Data listing
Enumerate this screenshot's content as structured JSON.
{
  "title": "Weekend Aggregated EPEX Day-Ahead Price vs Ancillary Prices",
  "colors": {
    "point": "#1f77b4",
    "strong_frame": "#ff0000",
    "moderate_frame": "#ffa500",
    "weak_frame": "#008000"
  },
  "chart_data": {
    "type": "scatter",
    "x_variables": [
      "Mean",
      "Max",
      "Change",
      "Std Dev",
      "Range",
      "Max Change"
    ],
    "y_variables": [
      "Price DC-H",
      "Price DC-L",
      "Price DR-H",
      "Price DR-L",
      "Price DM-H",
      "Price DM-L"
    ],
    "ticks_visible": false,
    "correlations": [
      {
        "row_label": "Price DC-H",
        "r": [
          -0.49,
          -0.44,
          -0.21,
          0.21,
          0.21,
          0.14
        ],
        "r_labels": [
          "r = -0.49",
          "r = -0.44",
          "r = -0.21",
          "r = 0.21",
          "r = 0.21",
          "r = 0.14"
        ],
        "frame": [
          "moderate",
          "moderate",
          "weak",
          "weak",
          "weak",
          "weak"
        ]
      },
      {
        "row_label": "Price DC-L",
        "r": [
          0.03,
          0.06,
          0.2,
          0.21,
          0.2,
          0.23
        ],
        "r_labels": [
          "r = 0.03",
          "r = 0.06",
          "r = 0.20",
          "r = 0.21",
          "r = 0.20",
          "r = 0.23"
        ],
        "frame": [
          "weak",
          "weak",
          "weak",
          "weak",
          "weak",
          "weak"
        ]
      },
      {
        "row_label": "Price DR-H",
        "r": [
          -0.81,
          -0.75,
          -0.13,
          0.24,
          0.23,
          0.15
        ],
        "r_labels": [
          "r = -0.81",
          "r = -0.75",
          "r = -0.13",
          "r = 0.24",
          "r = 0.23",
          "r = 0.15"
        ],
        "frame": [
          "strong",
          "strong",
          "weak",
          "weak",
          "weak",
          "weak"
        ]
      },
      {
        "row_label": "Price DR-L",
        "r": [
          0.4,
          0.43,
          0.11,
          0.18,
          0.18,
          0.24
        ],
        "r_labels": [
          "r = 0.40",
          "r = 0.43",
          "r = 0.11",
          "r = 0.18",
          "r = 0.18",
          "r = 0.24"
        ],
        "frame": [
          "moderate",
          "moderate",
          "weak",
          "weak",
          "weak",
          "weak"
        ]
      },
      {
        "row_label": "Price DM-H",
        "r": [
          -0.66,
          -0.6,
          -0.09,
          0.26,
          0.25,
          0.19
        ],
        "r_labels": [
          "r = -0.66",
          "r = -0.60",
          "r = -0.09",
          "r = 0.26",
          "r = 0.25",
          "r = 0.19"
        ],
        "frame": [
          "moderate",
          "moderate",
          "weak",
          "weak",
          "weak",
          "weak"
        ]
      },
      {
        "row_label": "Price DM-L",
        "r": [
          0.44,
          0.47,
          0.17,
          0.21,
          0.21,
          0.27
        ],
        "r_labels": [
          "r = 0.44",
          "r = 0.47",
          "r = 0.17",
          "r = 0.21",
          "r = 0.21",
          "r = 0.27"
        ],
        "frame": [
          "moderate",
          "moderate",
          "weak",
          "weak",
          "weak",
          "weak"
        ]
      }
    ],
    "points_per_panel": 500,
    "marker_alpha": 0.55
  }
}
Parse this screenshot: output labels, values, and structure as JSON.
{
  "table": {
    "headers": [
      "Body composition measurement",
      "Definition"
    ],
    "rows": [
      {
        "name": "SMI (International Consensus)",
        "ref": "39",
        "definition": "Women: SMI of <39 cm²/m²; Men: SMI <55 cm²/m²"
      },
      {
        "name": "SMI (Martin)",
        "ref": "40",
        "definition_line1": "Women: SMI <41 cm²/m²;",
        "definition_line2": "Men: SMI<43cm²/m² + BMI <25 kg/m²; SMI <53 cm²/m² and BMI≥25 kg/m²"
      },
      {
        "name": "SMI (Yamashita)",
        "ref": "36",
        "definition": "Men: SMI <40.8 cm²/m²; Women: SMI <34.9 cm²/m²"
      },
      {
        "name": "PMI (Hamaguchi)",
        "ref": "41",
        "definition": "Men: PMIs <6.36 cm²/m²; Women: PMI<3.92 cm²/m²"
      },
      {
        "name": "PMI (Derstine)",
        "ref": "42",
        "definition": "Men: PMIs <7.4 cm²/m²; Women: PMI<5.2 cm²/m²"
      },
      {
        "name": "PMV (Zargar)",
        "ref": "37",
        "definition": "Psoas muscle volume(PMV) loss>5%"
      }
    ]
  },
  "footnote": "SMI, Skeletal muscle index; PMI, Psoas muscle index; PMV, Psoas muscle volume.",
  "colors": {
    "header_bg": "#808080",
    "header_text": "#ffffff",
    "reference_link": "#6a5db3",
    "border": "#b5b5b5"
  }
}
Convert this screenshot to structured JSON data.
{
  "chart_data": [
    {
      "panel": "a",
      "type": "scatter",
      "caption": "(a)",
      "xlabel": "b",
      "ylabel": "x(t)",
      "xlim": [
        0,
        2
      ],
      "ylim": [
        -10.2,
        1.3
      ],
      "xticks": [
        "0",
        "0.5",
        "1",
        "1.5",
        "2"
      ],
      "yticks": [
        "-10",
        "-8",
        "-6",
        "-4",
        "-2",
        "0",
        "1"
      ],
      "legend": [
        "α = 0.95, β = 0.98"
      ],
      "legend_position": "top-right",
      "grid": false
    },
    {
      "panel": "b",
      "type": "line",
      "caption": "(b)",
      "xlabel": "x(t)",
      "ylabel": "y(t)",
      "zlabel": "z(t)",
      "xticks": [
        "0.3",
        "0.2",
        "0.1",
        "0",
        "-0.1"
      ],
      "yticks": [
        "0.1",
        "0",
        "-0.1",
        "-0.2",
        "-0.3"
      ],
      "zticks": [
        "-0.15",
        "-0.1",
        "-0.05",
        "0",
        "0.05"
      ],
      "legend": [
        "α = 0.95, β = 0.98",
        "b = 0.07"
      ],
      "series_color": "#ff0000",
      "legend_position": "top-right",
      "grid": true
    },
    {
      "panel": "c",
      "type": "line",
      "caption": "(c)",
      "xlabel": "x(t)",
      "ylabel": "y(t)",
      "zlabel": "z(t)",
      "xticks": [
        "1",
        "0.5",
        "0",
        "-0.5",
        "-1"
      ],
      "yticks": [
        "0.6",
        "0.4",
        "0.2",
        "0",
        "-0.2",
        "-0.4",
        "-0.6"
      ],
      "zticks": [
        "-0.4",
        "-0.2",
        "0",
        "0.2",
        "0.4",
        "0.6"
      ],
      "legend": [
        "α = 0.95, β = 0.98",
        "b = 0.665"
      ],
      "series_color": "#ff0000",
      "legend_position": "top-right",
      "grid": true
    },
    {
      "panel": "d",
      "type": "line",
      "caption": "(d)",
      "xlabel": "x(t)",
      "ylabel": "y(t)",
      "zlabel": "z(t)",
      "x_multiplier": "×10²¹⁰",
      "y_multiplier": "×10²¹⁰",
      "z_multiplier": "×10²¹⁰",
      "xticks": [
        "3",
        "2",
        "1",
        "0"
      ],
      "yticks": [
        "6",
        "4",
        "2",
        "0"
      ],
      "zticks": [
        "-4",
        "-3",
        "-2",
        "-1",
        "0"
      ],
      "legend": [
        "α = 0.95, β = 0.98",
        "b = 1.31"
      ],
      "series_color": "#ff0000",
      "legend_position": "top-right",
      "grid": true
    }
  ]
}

## Given request
Output the full listing exactly as it stands.

## Task response
Enumerate this screenshot's content as structured JSON.
{
  "title": "Weekend Aggregated EPEX Day-Ahead Price vs Ancillary Prices",
  "colors": {
    "point": "#1f77b4",
    "strong_frame": "#ff0000",
    "moderate_frame": "#ffa500",
    "weak_frame": "#008000"
  },
  "chart_data": {
    "type": "scatter",
    "x_variables": [
      "Mean",
      "Max",
      "Change",
      "Std Dev",
      "Range",
      "Max Change"
    ],
    "y_variables": [
      "Price DC-H",
      "Price DC-L",
      "Price DR-H",
      "Price DR-L",
      "Price DM-H",
      "Price DM-L"
    ],
    "ticks_visible": false,
    "correlations": [
      {
        "row_label": "Price DC-H",
        "r": [
          -0.49,
          -0.44,
          -0.21,
          0.21,
          0.21,
          0.14
        ],
        "r_labels": [
          "r = -0.49",
          "r = -0.44",
          "r = -0.21",
          "r = 0.21",
          "r = 0.21",
          "r = 0.14"
        ],
        "frame": [
          "moderate",
          "moderate",
          "weak",
          "weak",
          "weak",
          "weak"
        ]
      },
      {
        "row_label": "Price DC-L",
        "r": [
          0.03,
          0.06,
          0.2,
          0.21,
          0.2,
          0.23
        ],
        "r_labels": [
          "r = 0.03",
          "r = 0.06",
          "r = 0.20",
          "r = 0.21",
          "r = 0.20",
          "r = 0.23"
        ],
        "frame": [
          "weak",
          "weak",
          "weak",
          "weak",
          "weak",
          "weak"
        ]
      },
      {
        "row_label": "Price DR-H",
        "r": [
          -0.81,
          -0.75,
          -0.13,
          0.24,
          0.23,
          0.15
        ],
        "r_labels": [
          "r = -0.81",
          "r = -0.75",
          "r = -0.13",
          "r = 0.24",
          "r = 0.23",
          "r = 0.15"
        ],
        "frame": [
          "strong",
          "strong",
          "weak",
          "weak",
          "weak",
          "weak"
        ]
      },
      {
        "row_label": "Price DR-L",
        "r": [
          0.4,
          0.43,
          0.11,
          0.18,
          0.18,
          0.24
        ],
        "r_labels": [
          "r = 0.40",
          "r = 0.43",
          "r = 0.11",
          "r = 0.18",
          "r = 0.18",
          "r = 0.24"
        ],
        "frame": [
          "moderate",
          "moderate",
          "weak",
          "weak",
          "weak",
          "weak"
        ]
      },
      {
        "row_label": "Price DM-H",
        "r": [
          -0.66,
          -0.6,
          -0.09,
          0.26,
          0.25,
          0.19
        ],
        "r_labels": [
          "r = -0.66",
          "r = -0.60",
          "r = -0.09",
          "r = 0.26",
          "r = 0.25",
          "r = 0.19"
        ],
        "frame": [
          "moderate",
          "moderate",
          "weak",
          "weak",
          "weak",
          "weak"
        ]
      },
      {
        "row_label": "Price DM-L",
        "r": [
          0.44,
          0.47,
          0.17,
          0.21,
          0.21,
          0.27
        ],
        "r_labels": [
          "r = 0.44",
          "r = 0.47",
          "r = 0.17",
          "r = 0.21",
          "r = 0.21",
          "r = 0.27"
        ],
        "frame": [
          "moderate",
          "moderate",
          "weak",
          "weak",
          "weak",
          "weak"
        ]
      }
    ],
    "points_per_panel": 500,
    "marker_alpha": 0.55
  }
}
Parse this screenshot: output labels, values, and structure as JSON.
{
  "table": {
    "headers": [
      "Body composition measurement",
      "Definition"
    ],
    "rows": [
      {
        "name": "SMI (International Consensus)",
        "ref": "39",
        "definition": "Women: SMI of <39 cm²/m²; Men: SMI <55 cm²/m²"
      },
      {
        "name": "SMI (Martin)",
        "ref": "40",
        "definition_line1": "Women: SMI <41 cm²/m²;",
        "definition_line2": "Men: SMI<43cm²/m² + BMI <25 kg/m²; SMI <53 cm²/m² and BMI≥25 kg/m²"
      },
      {
        "name": "SMI (Yamashita)",
        "ref": "36",
        "definition": "Men: SMI <40.8 cm²/m²; Women: SMI <34.9 cm²/m²"
      },
      {
        "name": "PMI (Hamaguchi)",
        "ref": "41",
        "definition": "Men: PMIs <6.36 cm²/m²; Women: PMI<3.92 cm²/m²"
      },
      {
        "name": "PMI (Derstine)",
        "ref": "42",
        "definition": "Men: PMIs <7.4 cm²/m²; Women: PMI<5.2 cm²/m²"
      },
      {
        "name": "PMV (Zargar)",
        "ref": "37",
        "definition": "Psoas muscle volume(PMV) loss>5%"
      }
    ]
  },
  "footnote": "SMI, Skeletal muscle index; PMI, Psoas muscle index; PMV, Psoas muscle volume.",
  "colors": {
    "header_bg": "#808080",
    "header_text": "#ffffff",
    "reference_link": "#6a5db3",
    "border": "#b5b5b5"
  }
}
Convert this screenshot to structured JSON data.
{
  "chart_data": [
    {
      "panel": "a",
      "type": "scatter",
      "caption": "(a)",
      "xlabel": "b",
      "ylabel": "x(t)",
      "xlim": [
        0,
        2
      ],
      "ylim": [
        -10.2,
        1.3
      ],
      "xticks": [
        "0",
        "0.5",
        "1",
        "1.5",
        "2"
      ],
      "yticks": [
        "-10",
        "-8",
        "-6",
        "-4",
        "-2",
        "0",
        "1"
      ],
      "legend": [
        "α = 0.95, β = 0.98"
      ],
      "legend_position": "top-right",
      "grid": false
    },
    {
      "panel": "b",
      "type": "line",
      "caption": "(b)",
      "xlabel": "x(t)",
      "ylabel": "y(t)",
      "zlabel": "z(t)",
      "xticks": [
        "0.3",
        "0.2",
        "0.1",
        "0",
        "-0.1"
      ],
      "yticks": [
        "0.1",
        "0",
        "-0.1",
        "-0.2",
        "-0.3"
      ],
      "zticks": [
        "-0.15",
        "-0.1",
        "-0.05",
        "0",
        "0.05"
      ],
      "legend": [
        "α = 0.95, β = 0.98",
        "b = 0.07"
      ],
      "series_color": "#ff0000",
      "legend_position": "top-right",
      "grid": true
    },
    {
      "panel": "c",
      "type": "line",
      "caption": "(c)",
      "xlabel": "x(t)",
      "ylabel": "y(t)",
      "zlabel": "z(t)",
      "xticks": [
        "1",
        "0.5",
        "0",
        "-0.5",
        "-1"
      ],
      "yticks": [
        "0.6",
        "0.4",
        "0.2",
        "0",
        "-0.2",
        "-0.4",
        "-0.6"
      ],
      "zticks": [
        "-0.4",
        "-0.2",
        "0",
        "0.2",
        "0.4",
        "0.6"
      ],
      "legend": [
        "α = 0.95, β = 0.98",
        "b = 0.665"
      ],
      "series_color": "#ff0000",
      "legend_position": "top-right",
      "grid": true
    },
    {
      "panel": "d",
      "type": "line",
      "caption": "(d)",
      "xlabel": "x(t)",
      "ylabel": "y(t)",
      "zlabel": "z(t)",
      "x_multiplier": "×10²¹⁰",
      "y_multiplier": "×10²¹⁰",
      "z_multiplier": "×10²¹⁰",
      "xticks": [
        "3",
        "2",
        "1",
        "0"
      ],
      "yticks": [
        "6",
        "4",
        "2",
        "0"
      ],
      "zticks": [
        "-4",
        "-3",
        "-2",
        "-1",
        "0"
      ],
      "legend": [
        "α = 0.95, β = 0.98",
        "b = 1.31"
      ],
      "series_color": "#ff0000",
      "legend_position": "top-right",
      "grid": true
    }
  ]
}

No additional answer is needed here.